(Data records)
** begin **

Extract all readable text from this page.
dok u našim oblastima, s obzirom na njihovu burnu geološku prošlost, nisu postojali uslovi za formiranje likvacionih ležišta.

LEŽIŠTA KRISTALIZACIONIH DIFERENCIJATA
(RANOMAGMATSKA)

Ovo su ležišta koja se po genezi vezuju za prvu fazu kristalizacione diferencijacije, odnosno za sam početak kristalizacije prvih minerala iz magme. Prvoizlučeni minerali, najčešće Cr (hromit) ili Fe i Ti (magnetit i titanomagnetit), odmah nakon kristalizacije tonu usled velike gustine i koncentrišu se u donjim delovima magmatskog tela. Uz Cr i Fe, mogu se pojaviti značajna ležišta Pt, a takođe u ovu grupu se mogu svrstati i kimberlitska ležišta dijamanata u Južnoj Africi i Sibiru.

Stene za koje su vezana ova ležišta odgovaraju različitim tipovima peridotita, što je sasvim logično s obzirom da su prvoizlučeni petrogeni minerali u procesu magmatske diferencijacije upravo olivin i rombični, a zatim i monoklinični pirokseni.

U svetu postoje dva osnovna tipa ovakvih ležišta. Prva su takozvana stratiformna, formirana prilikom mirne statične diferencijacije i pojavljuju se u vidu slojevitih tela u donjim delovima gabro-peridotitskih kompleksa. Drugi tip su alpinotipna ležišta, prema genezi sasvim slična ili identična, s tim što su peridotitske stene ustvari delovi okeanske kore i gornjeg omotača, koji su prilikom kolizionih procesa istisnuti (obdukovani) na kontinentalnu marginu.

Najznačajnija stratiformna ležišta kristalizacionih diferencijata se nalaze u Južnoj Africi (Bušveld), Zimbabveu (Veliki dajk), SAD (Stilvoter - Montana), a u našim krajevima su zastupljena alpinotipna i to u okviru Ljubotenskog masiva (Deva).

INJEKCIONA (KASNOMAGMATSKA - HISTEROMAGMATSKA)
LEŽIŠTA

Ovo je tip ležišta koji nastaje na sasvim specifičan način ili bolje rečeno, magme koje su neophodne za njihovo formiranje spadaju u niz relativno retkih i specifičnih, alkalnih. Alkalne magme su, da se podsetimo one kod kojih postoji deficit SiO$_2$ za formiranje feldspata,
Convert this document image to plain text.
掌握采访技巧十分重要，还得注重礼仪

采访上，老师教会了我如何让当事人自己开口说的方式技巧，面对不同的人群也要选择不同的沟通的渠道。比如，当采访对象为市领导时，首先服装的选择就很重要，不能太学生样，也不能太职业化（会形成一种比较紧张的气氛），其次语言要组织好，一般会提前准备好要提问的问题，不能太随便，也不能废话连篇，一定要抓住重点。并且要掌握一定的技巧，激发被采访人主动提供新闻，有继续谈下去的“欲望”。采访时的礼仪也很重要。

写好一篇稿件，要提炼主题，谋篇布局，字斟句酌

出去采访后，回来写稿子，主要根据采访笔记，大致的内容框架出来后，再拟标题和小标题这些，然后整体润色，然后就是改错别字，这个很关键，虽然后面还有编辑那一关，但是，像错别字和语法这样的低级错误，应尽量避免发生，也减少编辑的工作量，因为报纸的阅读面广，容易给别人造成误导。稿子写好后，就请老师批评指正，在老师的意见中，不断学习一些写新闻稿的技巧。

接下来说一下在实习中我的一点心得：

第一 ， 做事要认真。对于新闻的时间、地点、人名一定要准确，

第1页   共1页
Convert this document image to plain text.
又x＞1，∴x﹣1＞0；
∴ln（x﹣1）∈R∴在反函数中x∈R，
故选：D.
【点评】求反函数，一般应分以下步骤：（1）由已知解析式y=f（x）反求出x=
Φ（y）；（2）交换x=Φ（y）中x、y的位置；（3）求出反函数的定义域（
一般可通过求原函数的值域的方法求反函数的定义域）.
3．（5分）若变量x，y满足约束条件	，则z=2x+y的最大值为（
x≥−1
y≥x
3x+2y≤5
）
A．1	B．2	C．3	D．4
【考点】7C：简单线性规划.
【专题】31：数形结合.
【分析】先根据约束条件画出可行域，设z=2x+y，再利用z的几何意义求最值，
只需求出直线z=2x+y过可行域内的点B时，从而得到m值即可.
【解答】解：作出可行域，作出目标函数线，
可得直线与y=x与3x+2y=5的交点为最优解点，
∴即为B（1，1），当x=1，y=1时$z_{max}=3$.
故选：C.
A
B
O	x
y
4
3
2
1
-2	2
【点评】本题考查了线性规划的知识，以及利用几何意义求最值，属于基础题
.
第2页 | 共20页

** end **

▶ [Instructions for the task] In the entries above, find lines with "našim" and copy each.

▶ [Solved exercise]
dok u našim oblastima, s obzirom na njihovu burnu geološku prošlost, nisu postojali uslovi za formiranje likvacionih ležišta.
Najznačajnija stratiformna ležišta kristalizacionih diferencijata se nalaze u Južnoj Africi (Bušveld), Zimbabveu (Veliki dajk), SAD (Stilvoter - Montana), a u našim krajevima su zastupljena alpinotipna i to u okviru Ljubotenskog masiva (Deva).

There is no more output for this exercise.